» **本文**:
'''

子宮疾患
子宮内膜症

子宮体部の内側にある子宮内膜が何らかの原因で、子宮の内側以外の場所で発生し、月経周期がある間(閉経まで)は徐々に増殖し、悪化をしてしまう病気です。
正常子宮内膜と同様に女性ホルモンによって周期的に出血を起こし、血液が溜まって血の塊(血腫)を作ったり、出血の結果、周囲にあるおなかの中の臓器と癒着し、腹痛を起こしたりします。
また、不妊症の原因となることでもよく知られています。
特徴的な症状は生理痛(月経痛)で、ひどくなると腰痛・排便時の痛み・性交時の痛みとして現れることもあります。
子宮内膜症は20~30歳代の女性に多くみられ、月経が終了(閉経)すると治癒します。
女性ホルモンが関与するために月経がある間は徐々に病気は進行し、月経が止まっている状態(妊娠中や授乳中)では一時的に病気の進行は止まっていますが、その後また月経再開とともに悪化することになります。
定期的な検査を受けましょう。
最近では、出生率の減少と晩婚化のために子宮内膜症にかかる女性が増加しており、不妊症の原因となっている方も多く見られます。
未婚の方で生理痛(月経痛)がひどく痛み止めを使用しておられる方は、この病気がないことを見てもらうことが、将来不妊症とならない方法の一つと思われます。
また40歳以上となり子宮内膜症が存在していると、卵巣がんの発生頻度が高くなることが知られていますので、定期的な検査を受けておいた方がよいでしょう。

'''

» **提供データ**:
'''

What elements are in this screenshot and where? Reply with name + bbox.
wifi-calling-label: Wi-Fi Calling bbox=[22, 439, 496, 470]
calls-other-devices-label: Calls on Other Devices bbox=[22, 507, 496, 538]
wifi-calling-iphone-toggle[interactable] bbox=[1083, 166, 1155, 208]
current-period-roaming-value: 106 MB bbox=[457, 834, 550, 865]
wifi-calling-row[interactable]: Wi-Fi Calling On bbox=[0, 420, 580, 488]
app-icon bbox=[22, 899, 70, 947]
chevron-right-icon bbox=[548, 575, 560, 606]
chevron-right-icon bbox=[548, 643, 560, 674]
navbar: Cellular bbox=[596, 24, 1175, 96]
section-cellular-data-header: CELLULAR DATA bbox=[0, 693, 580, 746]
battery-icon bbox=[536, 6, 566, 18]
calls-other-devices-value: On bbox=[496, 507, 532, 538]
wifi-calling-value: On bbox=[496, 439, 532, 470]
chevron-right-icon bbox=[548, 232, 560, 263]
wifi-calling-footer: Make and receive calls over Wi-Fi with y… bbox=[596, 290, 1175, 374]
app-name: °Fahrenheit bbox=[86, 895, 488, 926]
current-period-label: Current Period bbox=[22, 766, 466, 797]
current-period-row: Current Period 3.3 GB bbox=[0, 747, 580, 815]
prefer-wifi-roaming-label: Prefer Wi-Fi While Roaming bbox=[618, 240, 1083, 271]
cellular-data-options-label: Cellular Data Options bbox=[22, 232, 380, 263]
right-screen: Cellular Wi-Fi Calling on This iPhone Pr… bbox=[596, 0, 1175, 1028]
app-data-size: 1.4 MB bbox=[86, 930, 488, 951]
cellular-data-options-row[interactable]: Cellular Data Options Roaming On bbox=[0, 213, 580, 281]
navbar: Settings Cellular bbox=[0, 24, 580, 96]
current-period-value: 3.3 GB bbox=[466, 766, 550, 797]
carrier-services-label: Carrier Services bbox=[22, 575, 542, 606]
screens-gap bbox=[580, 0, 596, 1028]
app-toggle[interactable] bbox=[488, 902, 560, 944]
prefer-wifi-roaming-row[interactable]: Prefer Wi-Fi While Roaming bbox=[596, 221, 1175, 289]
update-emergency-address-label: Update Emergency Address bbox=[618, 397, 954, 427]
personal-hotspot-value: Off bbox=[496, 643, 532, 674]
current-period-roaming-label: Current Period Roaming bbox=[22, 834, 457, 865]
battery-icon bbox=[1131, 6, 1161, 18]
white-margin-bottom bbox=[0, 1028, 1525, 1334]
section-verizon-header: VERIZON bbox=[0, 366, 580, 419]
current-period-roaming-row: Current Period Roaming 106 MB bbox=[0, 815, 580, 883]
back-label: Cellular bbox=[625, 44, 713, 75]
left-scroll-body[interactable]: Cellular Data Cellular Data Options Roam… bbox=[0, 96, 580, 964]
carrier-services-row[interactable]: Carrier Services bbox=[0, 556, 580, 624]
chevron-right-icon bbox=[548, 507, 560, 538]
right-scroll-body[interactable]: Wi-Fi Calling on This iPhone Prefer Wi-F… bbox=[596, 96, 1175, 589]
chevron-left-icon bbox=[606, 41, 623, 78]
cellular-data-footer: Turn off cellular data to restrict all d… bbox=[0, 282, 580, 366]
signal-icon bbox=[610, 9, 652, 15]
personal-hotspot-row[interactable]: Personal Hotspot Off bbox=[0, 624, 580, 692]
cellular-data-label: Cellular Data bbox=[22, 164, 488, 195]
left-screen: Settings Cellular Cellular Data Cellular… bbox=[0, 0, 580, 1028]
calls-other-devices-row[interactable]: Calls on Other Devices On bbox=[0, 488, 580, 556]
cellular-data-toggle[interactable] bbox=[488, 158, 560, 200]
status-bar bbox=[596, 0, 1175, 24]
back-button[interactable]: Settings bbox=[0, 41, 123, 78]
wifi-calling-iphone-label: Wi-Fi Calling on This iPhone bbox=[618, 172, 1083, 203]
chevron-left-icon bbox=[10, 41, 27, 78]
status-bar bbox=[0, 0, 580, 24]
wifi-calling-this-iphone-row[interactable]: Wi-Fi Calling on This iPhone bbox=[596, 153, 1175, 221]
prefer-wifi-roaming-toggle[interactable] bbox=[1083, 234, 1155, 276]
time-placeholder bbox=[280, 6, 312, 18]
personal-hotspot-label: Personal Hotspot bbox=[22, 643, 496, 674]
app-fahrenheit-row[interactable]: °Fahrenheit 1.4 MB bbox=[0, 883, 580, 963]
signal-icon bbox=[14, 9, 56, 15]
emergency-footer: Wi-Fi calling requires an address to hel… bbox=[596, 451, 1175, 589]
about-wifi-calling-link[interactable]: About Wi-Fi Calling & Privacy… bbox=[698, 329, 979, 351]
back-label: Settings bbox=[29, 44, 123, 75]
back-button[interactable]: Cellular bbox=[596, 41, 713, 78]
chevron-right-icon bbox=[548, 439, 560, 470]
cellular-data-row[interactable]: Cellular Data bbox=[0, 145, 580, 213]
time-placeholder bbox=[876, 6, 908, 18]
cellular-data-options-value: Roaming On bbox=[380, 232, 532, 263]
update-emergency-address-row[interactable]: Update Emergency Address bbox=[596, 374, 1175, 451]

'''

» **演習問題**:
a – 次の(i)〜(iii)は本文の内容と一致していますか?それぞれ「はい」か「いいえ」で答え、判断の決め手となる本文の語句を正確に引用してください。
(i) 子宮内膜症は20~30歳代の女性に多くみられる。
(ii) 妊娠中や授乳中は、病気の進行が一時的に止まっている。
(iii) 子宮内膜症は閉経後も進行し続ける。
b – 本文の「特徴的な症状は生理痛(月経痛」から始まり「定期的な検査を受けましょう。」で終わる部分を、一字も変えずに書き写してください。
c – 本文によると、40歳以上で子宮内膜症が存在している場合、何の発生頻度が高くなりますか?
解答の根拠には本文だけを用いてください。

» **解答**:
a –
(i) はい:「子宮内膜症は20~30歳代の女性に多くみられ」
(ii) はい:「月経が止まっている状態(妊娠中や授乳中)では一時的に病気の進行は止まっています」
(iii) いいえ:「月経が終了(閉経)すると治癒します」

b –
特徴的な症状は生理痛(月経痛)で、ひどくなると腰痛・排便時の痛み・性交時の痛みとして現れることもあります。
子宮内膜症は20~30歳代の女性に多くみられ、月経が終了(閉経)すると治癒します。
女性ホルモンが関与するために月経がある間は徐々に病気は進行し、月経が止まっている状態(妊娠中や授乳中)では一時的に病気の進行は止まっていますが、その後また月経再開とともに悪化することになります。
定期的な検査を受けましょう。

c – 卵巣がんの発生頻度が高くなります。